**Task statement**: All records should be reproduced verbatim.

**Records to use**:
%%
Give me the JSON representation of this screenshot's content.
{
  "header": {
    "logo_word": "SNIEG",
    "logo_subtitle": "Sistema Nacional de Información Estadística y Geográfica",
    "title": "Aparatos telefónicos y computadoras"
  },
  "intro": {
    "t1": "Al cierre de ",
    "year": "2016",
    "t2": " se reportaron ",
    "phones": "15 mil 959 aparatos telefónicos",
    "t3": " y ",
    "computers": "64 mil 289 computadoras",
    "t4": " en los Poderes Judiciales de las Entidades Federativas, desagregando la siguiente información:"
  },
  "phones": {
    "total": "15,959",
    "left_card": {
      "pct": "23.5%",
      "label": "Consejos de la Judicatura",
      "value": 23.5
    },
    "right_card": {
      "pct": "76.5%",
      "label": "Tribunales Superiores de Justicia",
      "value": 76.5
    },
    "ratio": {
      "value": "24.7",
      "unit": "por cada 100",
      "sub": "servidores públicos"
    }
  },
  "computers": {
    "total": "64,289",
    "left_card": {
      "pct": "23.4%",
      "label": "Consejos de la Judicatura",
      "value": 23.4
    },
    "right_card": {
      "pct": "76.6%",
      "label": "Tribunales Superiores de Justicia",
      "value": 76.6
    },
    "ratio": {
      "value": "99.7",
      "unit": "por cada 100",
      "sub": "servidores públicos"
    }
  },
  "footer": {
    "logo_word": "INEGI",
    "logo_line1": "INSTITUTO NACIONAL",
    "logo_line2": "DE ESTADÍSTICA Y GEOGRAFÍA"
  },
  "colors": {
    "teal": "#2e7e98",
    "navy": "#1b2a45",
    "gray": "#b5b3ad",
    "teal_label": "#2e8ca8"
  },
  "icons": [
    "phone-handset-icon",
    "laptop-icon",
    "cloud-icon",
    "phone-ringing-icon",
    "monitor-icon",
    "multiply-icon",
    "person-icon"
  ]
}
%%
**Exercise result**:
Give me the JSON representation of this screenshot's content.
{
  "header": {
    "logo_word": "SNIEG",
    "logo_subtitle": "Sistema Nacional de Información Estadística y Geográfica",
    "title": "Aparatos telefónicos y computadoras"
  },
  "intro": {
    "t1": "Al cierre de ",
    "year": "2016",
    "t2": " se reportaron ",
    "phones": "15 mil 959 aparatos telefónicos",
    "t3": " y ",
    "computers": "64 mil 289 computadoras",
    "t4": " en los Poderes Judiciales de las Entidades Federativas, desagregando la siguiente información:"
  },
  "phones": {
    "total": "15,959",
    "left_card": {
      "pct": "23.5%",
      "label": "Consejos de la Judicatura",
      "value": 23.5
    },
    "right_card": {
      "pct": "76.5%",
      "label": "Tribunales Superiores de Justicia",
      "value": 76.5
    },
    "ratio": {
      "value": "24.7",
      "unit": "por cada 100",
      "sub": "servidores públicos"
    }
  },
  "computers": {
    "total": "64,289",
    "left_card": {
      "pct": "23.4%",
      "label": "Consejos de la Judicatura",
      "value": 23.4
    },
    "right_card": {
      "pct": "76.6%",
      "label": "Tribunales Superiores de Justicia",
      "value": 76.6
    },
    "ratio": {
      "value": "99.7",
      "unit": "por cada 100",
      "sub": "servidores públicos"
    }
  },
  "footer": {
    "logo_word": "INEGI",
    "logo_line1": "INSTITUTO NACIONAL",
    "logo_line2": "DE ESTADÍSTICA Y GEOGRAFÍA"
  },
  "colors": {
    "teal": "#2e7e98",
    "navy": "#1b2a45",
    "gray": "#b5b3ad",
    "teal_label": "#2e8ca8"
  },
  "icons": [
    "phone-handset-icon",
    "laptop-icon",
    "cloud-icon",
    "phone-ringing-icon",
    "monitor-icon",
    "multiply-icon",
    "person-icon"
  ]
}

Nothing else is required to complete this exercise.